What follows is a listing; restate every line of it word for word.

begin Available records

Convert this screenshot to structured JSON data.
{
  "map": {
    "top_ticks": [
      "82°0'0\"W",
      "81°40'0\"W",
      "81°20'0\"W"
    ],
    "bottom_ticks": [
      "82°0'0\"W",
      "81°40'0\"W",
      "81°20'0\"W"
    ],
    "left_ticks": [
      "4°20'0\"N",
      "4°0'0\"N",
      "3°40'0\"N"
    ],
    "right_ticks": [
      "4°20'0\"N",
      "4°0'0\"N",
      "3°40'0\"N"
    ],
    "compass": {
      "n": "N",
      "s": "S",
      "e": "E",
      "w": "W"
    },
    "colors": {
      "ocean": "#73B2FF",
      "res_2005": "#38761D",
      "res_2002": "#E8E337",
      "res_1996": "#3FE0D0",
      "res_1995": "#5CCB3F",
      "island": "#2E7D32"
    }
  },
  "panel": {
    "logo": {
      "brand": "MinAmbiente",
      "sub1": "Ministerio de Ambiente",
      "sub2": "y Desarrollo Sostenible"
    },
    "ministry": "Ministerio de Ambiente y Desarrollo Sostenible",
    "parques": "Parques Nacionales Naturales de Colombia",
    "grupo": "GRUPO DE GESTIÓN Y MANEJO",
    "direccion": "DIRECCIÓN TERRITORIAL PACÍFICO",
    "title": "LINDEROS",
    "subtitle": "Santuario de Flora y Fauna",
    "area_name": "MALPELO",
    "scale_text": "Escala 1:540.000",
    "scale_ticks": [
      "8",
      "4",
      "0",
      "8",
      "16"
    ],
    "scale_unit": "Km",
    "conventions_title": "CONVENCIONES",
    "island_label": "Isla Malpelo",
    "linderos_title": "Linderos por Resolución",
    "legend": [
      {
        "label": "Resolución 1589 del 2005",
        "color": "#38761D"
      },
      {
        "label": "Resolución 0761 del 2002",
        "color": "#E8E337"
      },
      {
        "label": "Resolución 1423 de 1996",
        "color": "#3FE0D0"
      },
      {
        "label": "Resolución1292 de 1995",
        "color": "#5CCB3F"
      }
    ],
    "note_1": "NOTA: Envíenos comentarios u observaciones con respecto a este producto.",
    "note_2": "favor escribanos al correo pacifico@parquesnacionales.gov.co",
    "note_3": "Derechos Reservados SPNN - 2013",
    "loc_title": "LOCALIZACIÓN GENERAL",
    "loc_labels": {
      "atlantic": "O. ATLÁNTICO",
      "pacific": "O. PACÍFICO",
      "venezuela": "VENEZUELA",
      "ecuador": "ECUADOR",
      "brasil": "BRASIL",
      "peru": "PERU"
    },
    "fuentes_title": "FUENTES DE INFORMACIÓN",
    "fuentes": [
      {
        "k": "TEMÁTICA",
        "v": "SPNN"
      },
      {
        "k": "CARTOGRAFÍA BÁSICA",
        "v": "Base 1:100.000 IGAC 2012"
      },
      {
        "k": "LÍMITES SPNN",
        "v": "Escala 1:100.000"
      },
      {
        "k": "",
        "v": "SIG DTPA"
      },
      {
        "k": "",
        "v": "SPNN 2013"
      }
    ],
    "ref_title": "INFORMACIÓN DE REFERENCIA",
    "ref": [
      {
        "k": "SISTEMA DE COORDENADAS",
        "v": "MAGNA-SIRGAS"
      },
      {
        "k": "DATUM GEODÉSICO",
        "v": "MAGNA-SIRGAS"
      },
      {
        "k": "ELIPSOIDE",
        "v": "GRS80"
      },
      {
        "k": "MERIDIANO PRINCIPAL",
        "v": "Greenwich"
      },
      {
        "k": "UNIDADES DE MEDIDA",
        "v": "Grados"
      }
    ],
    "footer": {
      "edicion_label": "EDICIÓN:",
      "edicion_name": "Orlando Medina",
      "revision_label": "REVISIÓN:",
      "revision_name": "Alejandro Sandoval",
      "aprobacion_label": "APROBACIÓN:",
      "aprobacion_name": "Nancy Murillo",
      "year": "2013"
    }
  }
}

end Available records

#### Written solution:
Convert this screenshot to structured JSON data.
{
  "map": {
    "top_ticks": [
      "82°0'0\"W",
      "81°40'0\"W",
      "81°20'0\"W"
    ],
    "bottom_ticks": [
      "82°0'0\"W",
      "81°40'0\"W",
      "81°20'0\"W"
    ],
    "left_ticks": [
      "4°20'0\"N",
      "4°0'0\"N",
      "3°40'0\"N"
    ],
    "right_ticks": [
      "4°20'0\"N",
      "4°0'0\"N",
      "3°40'0\"N"
    ],
    "compass": {
      "n": "N",
      "s": "S",
      "e": "E",
      "w": "W"
    },
    "colors": {
      "ocean": "#73B2FF",
      "res_2005": "#38761D",
      "res_2002": "#E8E337",
      "res_1996": "#3FE0D0",
      "res_1995": "#5CCB3F",
      "island": "#2E7D32"
    }
  },
  "panel": {
    "logo": {
      "brand": "MinAmbiente",
      "sub1": "Ministerio de Ambiente",
      "sub2": "y Desarrollo Sostenible"
    },
    "ministry": "Ministerio de Ambiente y Desarrollo Sostenible",
    "parques": "Parques Nacionales Naturales de Colombia",
    "grupo": "GRUPO DE GESTIÓN Y MANEJO",
    "direccion": "DIRECCIÓN TERRITORIAL PACÍFICO",
    "title": "LINDEROS",
    "subtitle": "Santuario de Flora y Fauna",
    "area_name": "MALPELO",
    "scale_text": "Escala 1:540.000",
    "scale_ticks": [
      "8",
      "4",
      "0",
      "8",
      "16"
    ],
    "scale_unit": "Km",
    "conventions_title": "CONVENCIONES",
    "island_label": "Isla Malpelo",
    "linderos_title": "Linderos por Resolución",
    "legend": [
      {
        "label": "Resolución 1589 del 2005",
        "color": "#38761D"
      },
      {
        "label": "Resolución 0761 del 2002",
        "color": "#E8E337"
      },
      {
        "label": "Resolución 1423 de 1996",
        "color": "#3FE0D0"
      },
      {
        "label": "Resolución1292 de 1995",
        "color": "#5CCB3F"
      }
    ],
    "note_1": "NOTA: Envíenos comentarios u observaciones con respecto a este producto.",
    "note_2": "favor escribanos al correo pacifico@parquesnacionales.gov.co",
    "note_3": "Derechos Reservados SPNN - 2013",
    "loc_title": "LOCALIZACIÓN GENERAL",
    "loc_labels": {
      "atlantic": "O. ATLÁNTICO",
      "pacific": "O. PACÍFICO",
      "venezuela": "VENEZUELA",
      "ecuador": "ECUADOR",
      "brasil": "BRASIL",
      "peru": "PERU"
    },
    "fuentes_title": "FUENTES DE INFORMACIÓN",
    "fuentes": [
      {
        "k": "TEMÁTICA",
        "v": "SPNN"
      },
      {
        "k": "CARTOGRAFÍA BÁSICA",
        "v": "Base 1:100.000 IGAC 2012"
      },
      {
        "k": "LÍMITES SPNN",
        "v": "Escala 1:100.000"
      },
      {
        "k": "",
        "v": "SIG DTPA"
      },
      {
        "k": "",
        "v": "SPNN 2013"
      }
    ],
    "ref_title": "INFORMACIÓN DE REFERENCIA",
    "ref": [
      {
        "k": "SISTEMA DE COORDENADAS",
        "v": "MAGNA-SIRGAS"
      },
      {
        "k": "DATUM GEODÉSICO",
        "v": "MAGNA-SIRGAS"
      },
      {
        "k": "ELIPSOIDE",
        "v": "GRS80"
      },
      {
        "k": "MERIDIANO PRINCIPAL",
        "v": "Greenwich"
      },
      {
        "k": "UNIDADES DE MEDIDA",
        "v": "Grados"
      }
    ],
    "footer": {
      "edicion_label": "EDICIÓN:",
      "edicion_name": "Orlando Medina",
      "revision_label": "REVISIÓN:",
      "revision_name": "Alejandro Sandoval",
      "aprobacion_label": "APROBACIÓN:",
      "aprobacion_name": "Nancy Murillo",
      "year": "2013"
    }
  }
}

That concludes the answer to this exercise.